>> start INPUT RECORDS

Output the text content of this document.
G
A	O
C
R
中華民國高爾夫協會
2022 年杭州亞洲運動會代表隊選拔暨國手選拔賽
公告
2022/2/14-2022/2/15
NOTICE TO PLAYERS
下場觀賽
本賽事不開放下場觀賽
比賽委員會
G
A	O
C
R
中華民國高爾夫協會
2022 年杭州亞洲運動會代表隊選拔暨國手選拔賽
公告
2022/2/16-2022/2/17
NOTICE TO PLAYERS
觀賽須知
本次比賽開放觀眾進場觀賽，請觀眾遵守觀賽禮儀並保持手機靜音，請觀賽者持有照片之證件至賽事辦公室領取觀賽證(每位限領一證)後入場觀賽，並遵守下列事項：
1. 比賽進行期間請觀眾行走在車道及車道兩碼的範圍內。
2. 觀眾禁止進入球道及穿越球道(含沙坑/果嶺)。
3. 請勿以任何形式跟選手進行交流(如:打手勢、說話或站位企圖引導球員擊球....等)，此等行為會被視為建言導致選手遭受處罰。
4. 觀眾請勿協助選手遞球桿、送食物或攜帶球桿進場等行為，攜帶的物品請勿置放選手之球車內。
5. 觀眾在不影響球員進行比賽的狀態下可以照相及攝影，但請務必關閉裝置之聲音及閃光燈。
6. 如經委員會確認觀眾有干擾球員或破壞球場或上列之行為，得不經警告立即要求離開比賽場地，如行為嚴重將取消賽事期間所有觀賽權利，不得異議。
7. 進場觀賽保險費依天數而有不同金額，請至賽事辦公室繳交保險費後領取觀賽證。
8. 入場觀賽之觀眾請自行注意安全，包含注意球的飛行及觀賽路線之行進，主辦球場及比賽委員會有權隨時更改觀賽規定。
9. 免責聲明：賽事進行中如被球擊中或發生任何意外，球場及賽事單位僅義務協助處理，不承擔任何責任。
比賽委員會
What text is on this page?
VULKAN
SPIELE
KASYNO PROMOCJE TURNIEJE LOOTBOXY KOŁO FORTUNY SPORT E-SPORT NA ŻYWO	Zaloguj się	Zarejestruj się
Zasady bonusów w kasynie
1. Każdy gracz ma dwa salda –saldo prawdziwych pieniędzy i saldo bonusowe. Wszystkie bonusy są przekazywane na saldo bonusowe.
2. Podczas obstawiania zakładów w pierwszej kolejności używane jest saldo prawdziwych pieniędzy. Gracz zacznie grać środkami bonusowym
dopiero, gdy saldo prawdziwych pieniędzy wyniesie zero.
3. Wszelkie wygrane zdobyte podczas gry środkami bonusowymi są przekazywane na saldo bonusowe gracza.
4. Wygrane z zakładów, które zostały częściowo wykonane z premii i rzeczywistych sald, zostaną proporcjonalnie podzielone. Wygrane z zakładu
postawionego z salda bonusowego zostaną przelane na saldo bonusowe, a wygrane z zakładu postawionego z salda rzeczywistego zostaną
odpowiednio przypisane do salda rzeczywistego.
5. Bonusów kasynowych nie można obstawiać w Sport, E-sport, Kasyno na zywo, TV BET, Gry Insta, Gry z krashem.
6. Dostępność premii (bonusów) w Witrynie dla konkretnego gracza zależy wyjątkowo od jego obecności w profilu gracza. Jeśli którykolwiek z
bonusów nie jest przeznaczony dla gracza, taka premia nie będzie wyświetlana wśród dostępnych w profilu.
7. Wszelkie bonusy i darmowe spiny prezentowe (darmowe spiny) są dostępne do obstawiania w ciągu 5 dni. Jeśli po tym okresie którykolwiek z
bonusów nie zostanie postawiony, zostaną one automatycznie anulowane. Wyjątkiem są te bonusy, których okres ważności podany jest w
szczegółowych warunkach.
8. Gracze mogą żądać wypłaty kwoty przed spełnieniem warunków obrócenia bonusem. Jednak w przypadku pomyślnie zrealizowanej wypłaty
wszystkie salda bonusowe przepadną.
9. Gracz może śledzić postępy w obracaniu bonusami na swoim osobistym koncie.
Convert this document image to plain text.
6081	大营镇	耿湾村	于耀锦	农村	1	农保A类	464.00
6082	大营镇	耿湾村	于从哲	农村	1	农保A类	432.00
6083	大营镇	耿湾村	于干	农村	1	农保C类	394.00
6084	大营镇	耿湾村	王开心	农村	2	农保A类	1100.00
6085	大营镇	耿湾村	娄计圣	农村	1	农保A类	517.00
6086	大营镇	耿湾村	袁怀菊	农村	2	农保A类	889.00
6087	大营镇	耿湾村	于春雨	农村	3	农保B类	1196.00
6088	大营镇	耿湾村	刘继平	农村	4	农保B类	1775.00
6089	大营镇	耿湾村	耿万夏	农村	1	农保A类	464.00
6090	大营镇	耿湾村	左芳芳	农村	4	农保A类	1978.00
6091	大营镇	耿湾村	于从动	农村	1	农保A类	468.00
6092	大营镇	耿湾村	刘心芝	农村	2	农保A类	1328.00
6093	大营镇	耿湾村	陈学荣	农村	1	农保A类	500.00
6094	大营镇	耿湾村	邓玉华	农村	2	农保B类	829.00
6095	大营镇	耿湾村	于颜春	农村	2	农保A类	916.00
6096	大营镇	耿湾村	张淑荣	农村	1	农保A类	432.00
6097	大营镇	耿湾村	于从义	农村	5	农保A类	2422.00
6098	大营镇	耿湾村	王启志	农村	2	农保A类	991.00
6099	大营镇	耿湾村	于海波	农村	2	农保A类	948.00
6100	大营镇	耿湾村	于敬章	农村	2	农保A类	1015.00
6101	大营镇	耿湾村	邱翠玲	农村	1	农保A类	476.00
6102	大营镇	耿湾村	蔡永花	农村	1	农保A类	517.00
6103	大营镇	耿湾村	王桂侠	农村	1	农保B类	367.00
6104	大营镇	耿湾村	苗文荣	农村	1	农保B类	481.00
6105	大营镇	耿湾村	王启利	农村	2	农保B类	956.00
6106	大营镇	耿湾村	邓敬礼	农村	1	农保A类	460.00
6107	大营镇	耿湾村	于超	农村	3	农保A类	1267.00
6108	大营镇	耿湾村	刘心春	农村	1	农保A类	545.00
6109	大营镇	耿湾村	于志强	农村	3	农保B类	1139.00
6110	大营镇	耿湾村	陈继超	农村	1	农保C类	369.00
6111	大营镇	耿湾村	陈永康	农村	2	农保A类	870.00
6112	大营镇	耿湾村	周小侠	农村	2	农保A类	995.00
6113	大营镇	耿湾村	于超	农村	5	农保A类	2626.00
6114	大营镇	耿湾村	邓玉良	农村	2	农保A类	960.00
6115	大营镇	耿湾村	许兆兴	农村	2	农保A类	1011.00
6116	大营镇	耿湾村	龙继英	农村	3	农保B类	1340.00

>> end INPUT RECORDS

WHAT TO PRODUCE - Retype the records above exactly.

OUTPUT -
Output the text content of this document.
G
A	O
C
R
中華民國高爾夫協會
2022 年杭州亞洲運動會代表隊選拔暨國手選拔賽
公告
2022/2/14-2022/2/15
NOTICE TO PLAYERS
下場觀賽
本賽事不開放下場觀賽
比賽委員會
G
A	O
C
R
中華民國高爾夫協會
2022 年杭州亞洲運動會代表隊選拔暨國手選拔賽
公告
2022/2/16-2022/2/17
NOTICE TO PLAYERS
觀賽須知
本次比賽開放觀眾進場觀賽，請觀眾遵守觀賽禮儀並保持手機靜音，請觀賽者持有照片之證件至賽事辦公室領取觀賽證(每位限領一證)後入場觀賽，並遵守下列事項：
1. 比賽進行期間請觀眾行走在車道及車道兩碼的範圍內。
2. 觀眾禁止進入球道及穿越球道(含沙坑/果嶺)。
3. 請勿以任何形式跟選手進行交流(如:打手勢、說話或站位企圖引導球員擊球....等)，此等行為會被視為建言導致選手遭受處罰。
4. 觀眾請勿協助選手遞球桿、送食物或攜帶球桿進場等行為，攜帶的物品請勿置放選手之球車內。
5. 觀眾在不影響球員進行比賽的狀態下可以照相及攝影，但請務必關閉裝置之聲音及閃光燈。
6. 如經委員會確認觀眾有干擾球員或破壞球場或上列之行為，得不經警告立即要求離開比賽場地，如行為嚴重將取消賽事期間所有觀賽權利，不得異議。
7. 進場觀賽保險費依天數而有不同金額，請至賽事辦公室繳交保險費後領取觀賽證。
8. 入場觀賽之觀眾請自行注意安全，包含注意球的飛行及觀賽路線之行進，主辦球場及比賽委員會有權隨時更改觀賽規定。
9. 免責聲明：賽事進行中如被球擊中或發生任何意外，球場及賽事單位僅義務協助處理，不承擔任何責任。
比賽委員會
What text is on this page?
VULKAN
SPIELE
KASYNO PROMOCJE TURNIEJE LOOTBOXY KOŁO FORTUNY SPORT E-SPORT NA ŻYWO	Zaloguj się	Zarejestruj się
Zasady bonusów w kasynie
1. Każdy gracz ma dwa salda –saldo prawdziwych pieniędzy i saldo bonusowe. Wszystkie bonusy są przekazywane na saldo bonusowe.
2. Podczas obstawiania zakładów w pierwszej kolejności używane jest saldo prawdziwych pieniędzy. Gracz zacznie grać środkami bonusowym
dopiero, gdy saldo prawdziwych pieniędzy wyniesie zero.
3. Wszelkie wygrane zdobyte podczas gry środkami bonusowymi są przekazywane na saldo bonusowe gracza.
4. Wygrane z zakładów, które zostały częściowo wykonane z premii i rzeczywistych sald, zostaną proporcjonalnie podzielone. Wygrane z zakładu
postawionego z salda bonusowego zostaną przelane na saldo bonusowe, a wygrane z zakładu postawionego z salda rzeczywistego zostaną
odpowiednio przypisane do salda rzeczywistego.
5. Bonusów kasynowych nie można obstawiać w Sport, E-sport, Kasyno na zywo, TV BET, Gry Insta, Gry z krashem.
6. Dostępność premii (bonusów) w Witrynie dla konkretnego gracza zależy wyjątkowo od jego obecności w profilu gracza. Jeśli którykolwiek z
bonusów nie jest przeznaczony dla gracza, taka premia nie będzie wyświetlana wśród dostępnych w profilu.
7. Wszelkie bonusy i darmowe spiny prezentowe (darmowe spiny) są dostępne do obstawiania w ciągu 5 dni. Jeśli po tym okresie którykolwiek z
bonusów nie zostanie postawiony, zostaną one automatycznie anulowane. Wyjątkiem są te bonusy, których okres ważności podany jest w
szczegółowych warunkach.
8. Gracze mogą żądać wypłaty kwoty przed spełnieniem warunków obrócenia bonusem. Jednak w przypadku pomyślnie zrealizowanej wypłaty
wszystkie salda bonusowe przepadną.
9. Gracz może śledzić postępy w obracaniu bonusami na swoim osobistym koncie.
Convert this document image to plain text.
6081	大营镇	耿湾村	于耀锦	农村	1	农保A类	464.00
6082	大营镇	耿湾村	于从哲	农村	1	农保A类	432.00
6083	大营镇	耿湾村	于干	农村	1	农保C类	394.00
6084	大营镇	耿湾村	王开心	农村	2	农保A类	1100.00
6085	大营镇	耿湾村	娄计圣	农村	1	农保A类	517.00
6086	大营镇	耿湾村	袁怀菊	农村	2	农保A类	889.00
6087	大营镇	耿湾村	于春雨	农村	3	农保B类	1196.00
6088	大营镇	耿湾村	刘继平	农村	4	农保B类	1775.00
6089	大营镇	耿湾村	耿万夏	农村	1	农保A类	464.00
6090	大营镇	耿湾村	左芳芳	农村	4	农保A类	1978.00
6091	大营镇	耿湾村	于从动	农村	1	农保A类	468.00
6092	大营镇	耿湾村	刘心芝	农村	2	农保A类	1328.00
6093	大营镇	耿湾村	陈学荣	农村	1	农保A类	500.00
6094	大营镇	耿湾村	邓玉华	农村	2	农保B类	829.00
6095	大营镇	耿湾村	于颜春	农村	2	农保A类	916.00
6096	大营镇	耿湾村	张淑荣	农村	1	农保A类	432.00
6097	大营镇	耿湾村	于从义	农村	5	农保A类	2422.00
6098	大营镇	耿湾村	王启志	农村	2	农保A类	991.00
6099	大营镇	耿湾村	于海波	农村	2	农保A类	948.00
6100	大营镇	耿湾村	于敬章	农村	2	农保A类	1015.00
6101	大营镇	耿湾村	邱翠玲	农村	1	农保A类	476.00
6102	大营镇	耿湾村	蔡永花	农村	1	农保A类	517.00
6103	大营镇	耿湾村	王桂侠	农村	1	农保B类	367.00
6104	大营镇	耿湾村	苗文荣	农村	1	农保B类	481.00
6105	大营镇	耿湾村	王启利	农村	2	农保B类	956.00
6106	大营镇	耿湾村	邓敬礼	农村	1	农保A类	460.00
6107	大营镇	耿湾村	于超	农村	3	农保A类	1267.00
6108	大营镇	耿湾村	刘心春	农村	1	农保A类	545.00
6109	大营镇	耿湾村	于志强	农村	3	农保B类	1139.00
6110	大营镇	耿湾村	陈继超	农村	1	农保C类	369.00
6111	大营镇	耿湾村	陈永康	农村	2	农保A类	870.00
6112	大营镇	耿湾村	周小侠	农村	2	农保A类	995.00
6113	大营镇	耿湾村	于超	农村	5	农保A类	2626.00
6114	大营镇	耿湾村	邓玉良	农村	2	农保A类	960.00
6115	大营镇	耿湾村	许兆兴	农村	2	农保A类	1011.00
6116	大营镇	耿湾村	龙继英	农村	3	农保B类	1340.00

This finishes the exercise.